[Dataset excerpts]
○ ○ ○

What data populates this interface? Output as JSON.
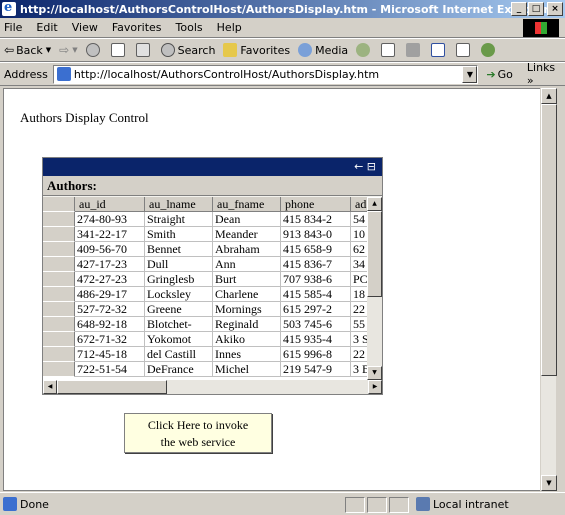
{
  "window": {
    "title": "http://localhost/AuthorsControlHost/AuthorsDisplay.htm - Microsoft Internet Explorer",
    "buttons": [
      "_",
      "□",
      "×"
    ]
  },
  "menu": [
    "File",
    "Edit",
    "View",
    "Favorites",
    "Tools",
    "Help"
  ],
  "toolbar": {
    "back": "Back",
    "search": "Search",
    "favorites": "Favorites",
    "media": "Media"
  },
  "address": {
    "label": "Address",
    "url": "http://localhost/AuthorsControlHost/AuthorsDisplay.htm",
    "go": "Go",
    "links": "Links »"
  },
  "page": {
    "heading": "Authors Display Control",
    "grid": {
      "caption_icons": "← ⊟",
      "title": "Authors:",
      "columns": [
        "au_id",
        "au_lname",
        "au_fname",
        "phone",
        "ad"
      ],
      "rows": [
        [
          "274-80-93",
          "Straight",
          "Dean",
          "415 834-2",
          "54"
        ],
        [
          "341-22-17",
          "Smith",
          "Meander",
          "913 843-0",
          "10"
        ],
        [
          "409-56-70",
          "Bennet",
          "Abraham",
          "415 658-9",
          "62"
        ],
        [
          "427-17-23",
          "Dull",
          "Ann",
          "415 836-7",
          "34"
        ],
        [
          "472-27-23",
          "Gringlesb",
          "Burt",
          "707 938-6",
          "PC"
        ],
        [
          "486-29-17",
          "Locksley",
          "Charlene",
          "415 585-4",
          "18"
        ],
        [
          "527-72-32",
          "Greene",
          "Mornings",
          "615 297-2",
          "22"
        ],
        [
          "648-92-18",
          "Blotchet-",
          "Reginald",
          "503 745-6",
          "55"
        ],
        [
          "672-71-32",
          "Yokomot",
          "Akiko",
          "415 935-4",
          "3 S"
        ],
        [
          "712-45-18",
          "del Castill",
          "Innes",
          "615 996-8",
          "22"
        ],
        [
          "722-51-54",
          "DeFrance",
          "Michel",
          "219 547-9",
          "3 B"
        ]
      ]
    },
    "invoke_button": [
      "Click Here to invoke",
      "the web service"
    ]
  },
  "status": {
    "text": "Done",
    "zone": "Local intranet"
  }
}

○ ○ ○

- [Exercise details]:
Extract the full listing above verbatim; pictures are to be left out of the copy.

- [Solution]:
What data populates this interface? Output as JSON.
{
  "window": {
    "title": "http://localhost/AuthorsControlHost/AuthorsDisplay.htm - Microsoft Internet Explorer",
    "buttons": [
      "_",
      "□",
      "×"
    ]
  },
  "menu": [
    "File",
    "Edit",
    "View",
    "Favorites",
    "Tools",
    "Help"
  ],
  "toolbar": {
    "back": "Back",
    "search": "Search",
    "favorites": "Favorites",
    "media": "Media"
  },
  "address": {
    "label": "Address",
    "url": "http://localhost/AuthorsControlHost/AuthorsDisplay.htm",
    "go": "Go",
    "links": "Links »"
  },
  "page": {
    "heading": "Authors Display Control",
    "grid": {
      "caption_icons": "← ⊟",
      "title": "Authors:",
      "columns": [
        "au_id",
        "au_lname",
        "au_fname",
        "phone",
        "ad"
      ],
      "rows": [
        [
          "274-80-93",
          "Straight",
          "Dean",
          "415 834-2",
          "54"
        ],
        [
          "341-22-17",
          "Smith",
          "Meander",
          "913 843-0",
          "10"
        ],
        [
          "409-56-70",
          "Bennet",
          "Abraham",
          "415 658-9",
          "62"
        ],
        [
          "427-17-23",
          "Dull",
          "Ann",
          "415 836-7",
          "34"
        ],
        [
          "472-27-23",
          "Gringlesb",
          "Burt",
          "707 938-6",
          "PC"
        ],
        [
          "486-29-17",
          "Locksley",
          "Charlene",
          "415 585-4",
          "18"
        ],
        [
          "527-72-32",
          "Greene",
          "Mornings",
          "615 297-2",
          "22"
        ],
        [
          "648-92-18",
          "Blotchet-",
          "Reginald",
          "503 745-6",
          "55"
        ],
        [
          "672-71-32",
          "Yokomot",
          "Akiko",
          "415 935-4",
          "3 S"
        ],
        [
          "712-45-18",
          "del Castill",
          "Innes",
          "615 996-8",
          "22"
        ],
        [
          "722-51-54",
          "DeFrance",
          "Michel",
          "219 547-9",
          "3 B"
        ]
      ]
    },
    "invoke_button": [
      "Click Here to invoke",
      "the web service"
    ]
  },
  "status": {
    "text": "Done",
    "zone": "Local intranet"
  }
}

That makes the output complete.